■ **Exercise details**
Beneath this sentence is a set of records; write each of them out exactly.

================

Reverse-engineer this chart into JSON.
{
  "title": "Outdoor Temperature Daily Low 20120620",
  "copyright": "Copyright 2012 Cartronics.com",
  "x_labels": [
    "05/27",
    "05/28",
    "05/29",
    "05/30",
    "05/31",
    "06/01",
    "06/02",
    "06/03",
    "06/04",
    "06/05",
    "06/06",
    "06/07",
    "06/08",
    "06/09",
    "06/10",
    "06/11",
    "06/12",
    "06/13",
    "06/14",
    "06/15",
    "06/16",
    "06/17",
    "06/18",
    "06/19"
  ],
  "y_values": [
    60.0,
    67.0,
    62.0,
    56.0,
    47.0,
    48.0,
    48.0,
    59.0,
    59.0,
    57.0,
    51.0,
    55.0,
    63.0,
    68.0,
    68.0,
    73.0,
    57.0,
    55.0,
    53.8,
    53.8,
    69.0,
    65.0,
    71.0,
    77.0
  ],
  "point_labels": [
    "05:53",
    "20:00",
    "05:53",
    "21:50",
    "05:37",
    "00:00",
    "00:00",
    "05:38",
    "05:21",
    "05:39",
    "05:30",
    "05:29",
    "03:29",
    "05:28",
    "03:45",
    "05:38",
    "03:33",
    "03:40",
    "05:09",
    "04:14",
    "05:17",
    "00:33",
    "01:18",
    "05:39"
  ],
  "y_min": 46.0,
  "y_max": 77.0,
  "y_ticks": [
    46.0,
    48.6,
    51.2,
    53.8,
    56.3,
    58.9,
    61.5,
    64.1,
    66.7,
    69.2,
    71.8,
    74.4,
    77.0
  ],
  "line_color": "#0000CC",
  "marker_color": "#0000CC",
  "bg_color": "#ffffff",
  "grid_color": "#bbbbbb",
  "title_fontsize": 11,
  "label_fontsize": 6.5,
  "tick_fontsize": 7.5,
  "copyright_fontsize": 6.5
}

================

■ **Output of the exercise**
Reverse-engineer this chart into JSON.
{
  "title": "Outdoor Temperature Daily Low 20120620",
  "copyright": "Copyright 2012 Cartronics.com",
  "x_labels": [
    "05/27",
    "05/28",
    "05/29",
    "05/30",
    "05/31",
    "06/01",
    "06/02",
    "06/03",
    "06/04",
    "06/05",
    "06/06",
    "06/07",
    "06/08",
    "06/09",
    "06/10",
    "06/11",
    "06/12",
    "06/13",
    "06/14",
    "06/15",
    "06/16",
    "06/17",
    "06/18",
    "06/19"
  ],
  "y_values": [
    60.0,
    67.0,
    62.0,
    56.0,
    47.0,
    48.0,
    48.0,
    59.0,
    59.0,
    57.0,
    51.0,
    55.0,
    63.0,
    68.0,
    68.0,
    73.0,
    57.0,
    55.0,
    53.8,
    53.8,
    69.0,
    65.0,
    71.0,
    77.0
  ],
  "point_labels": [
    "05:53",
    "20:00",
    "05:53",
    "21:50",
    "05:37",
    "00:00",
    "00:00",
    "05:38",
    "05:21",
    "05:39",
    "05:30",
    "05:29",
    "03:29",
    "05:28",
    "03:45",
    "05:38",
    "03:33",
    "03:40",
    "05:09",
    "04:14",
    "05:17",
    "00:33",
    "01:18",
    "05:39"
  ],
  "y_min": 46.0,
  "y_max": 77.0,
  "y_ticks": [
    46.0,
    48.6,
    51.2,
    53.8,
    56.3,
    58.9,
    61.5,
    64.1,
    66.7,
    69.2,
    71.8,
    74.4,
    77.0
  ],
  "line_color": "#0000CC",
  "marker_color": "#0000CC",
  "bg_color": "#ffffff",
  "grid_color": "#bbbbbb",
  "title_fontsize": 11,
  "label_fontsize": 6.5,
  "tick_fontsize": 7.5,
  "copyright_fontsize": 6.5
}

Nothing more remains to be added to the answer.